Goal. Which lines contain the string "class"? Please list every one of them.

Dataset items
+-------+

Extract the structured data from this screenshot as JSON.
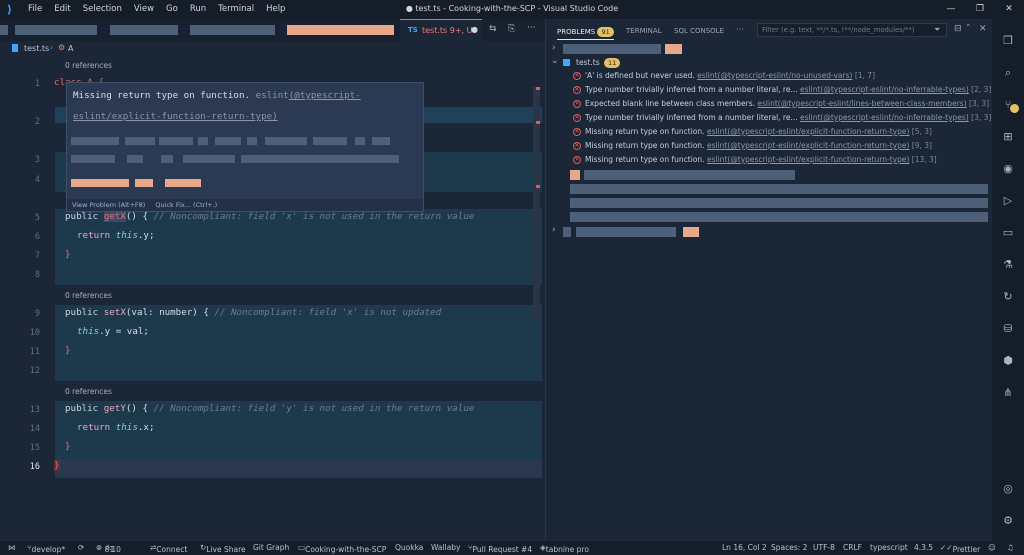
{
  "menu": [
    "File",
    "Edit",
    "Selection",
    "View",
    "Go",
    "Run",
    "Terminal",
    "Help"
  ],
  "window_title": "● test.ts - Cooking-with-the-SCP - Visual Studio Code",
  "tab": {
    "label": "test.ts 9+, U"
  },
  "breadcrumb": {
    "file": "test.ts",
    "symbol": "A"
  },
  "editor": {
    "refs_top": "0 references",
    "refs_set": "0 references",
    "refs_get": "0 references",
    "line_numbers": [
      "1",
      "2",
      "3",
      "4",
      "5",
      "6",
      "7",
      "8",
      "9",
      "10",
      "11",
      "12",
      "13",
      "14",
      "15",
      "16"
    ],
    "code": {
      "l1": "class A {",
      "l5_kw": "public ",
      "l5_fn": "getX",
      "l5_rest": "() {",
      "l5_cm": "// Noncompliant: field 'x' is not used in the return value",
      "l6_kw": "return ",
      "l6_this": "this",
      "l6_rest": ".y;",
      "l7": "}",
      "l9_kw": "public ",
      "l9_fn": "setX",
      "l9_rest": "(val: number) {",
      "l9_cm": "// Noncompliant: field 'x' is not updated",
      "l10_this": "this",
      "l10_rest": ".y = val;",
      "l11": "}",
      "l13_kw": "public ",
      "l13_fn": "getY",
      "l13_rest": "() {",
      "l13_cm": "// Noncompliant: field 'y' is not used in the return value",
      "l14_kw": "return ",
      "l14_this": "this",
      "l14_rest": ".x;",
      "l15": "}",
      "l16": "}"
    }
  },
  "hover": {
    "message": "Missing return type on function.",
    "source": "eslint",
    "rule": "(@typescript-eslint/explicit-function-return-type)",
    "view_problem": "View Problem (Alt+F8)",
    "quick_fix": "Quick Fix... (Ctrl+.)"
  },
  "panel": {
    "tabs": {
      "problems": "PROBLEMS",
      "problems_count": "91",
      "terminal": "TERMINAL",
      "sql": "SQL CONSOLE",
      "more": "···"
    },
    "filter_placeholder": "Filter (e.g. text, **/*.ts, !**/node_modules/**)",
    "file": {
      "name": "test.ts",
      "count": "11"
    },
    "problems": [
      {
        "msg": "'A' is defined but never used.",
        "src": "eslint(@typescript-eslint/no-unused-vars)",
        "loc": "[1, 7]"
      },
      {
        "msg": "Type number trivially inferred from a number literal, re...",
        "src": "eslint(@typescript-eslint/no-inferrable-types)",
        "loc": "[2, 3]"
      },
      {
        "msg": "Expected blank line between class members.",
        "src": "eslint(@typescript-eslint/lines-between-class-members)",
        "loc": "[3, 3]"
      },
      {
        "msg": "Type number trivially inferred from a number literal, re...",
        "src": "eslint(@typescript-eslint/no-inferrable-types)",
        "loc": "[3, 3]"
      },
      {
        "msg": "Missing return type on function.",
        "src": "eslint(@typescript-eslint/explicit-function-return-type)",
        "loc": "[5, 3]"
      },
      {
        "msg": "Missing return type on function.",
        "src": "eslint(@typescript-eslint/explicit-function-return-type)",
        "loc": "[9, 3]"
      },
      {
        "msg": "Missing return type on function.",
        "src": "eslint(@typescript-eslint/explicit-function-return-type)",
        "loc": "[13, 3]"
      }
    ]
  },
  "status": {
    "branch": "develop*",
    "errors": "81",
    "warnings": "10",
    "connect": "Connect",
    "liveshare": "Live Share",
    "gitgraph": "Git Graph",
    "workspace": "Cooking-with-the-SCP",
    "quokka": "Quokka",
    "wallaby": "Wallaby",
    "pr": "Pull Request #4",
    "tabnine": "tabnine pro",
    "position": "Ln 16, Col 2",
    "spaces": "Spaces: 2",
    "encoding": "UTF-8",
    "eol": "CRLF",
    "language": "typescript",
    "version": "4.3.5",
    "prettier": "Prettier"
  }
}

+-------+

Worked solution.
      "l1": "class A {",
        "msg": "Expected blank line between class members.",
        "src": "eslint(@typescript-eslint/lines-between-class-members)",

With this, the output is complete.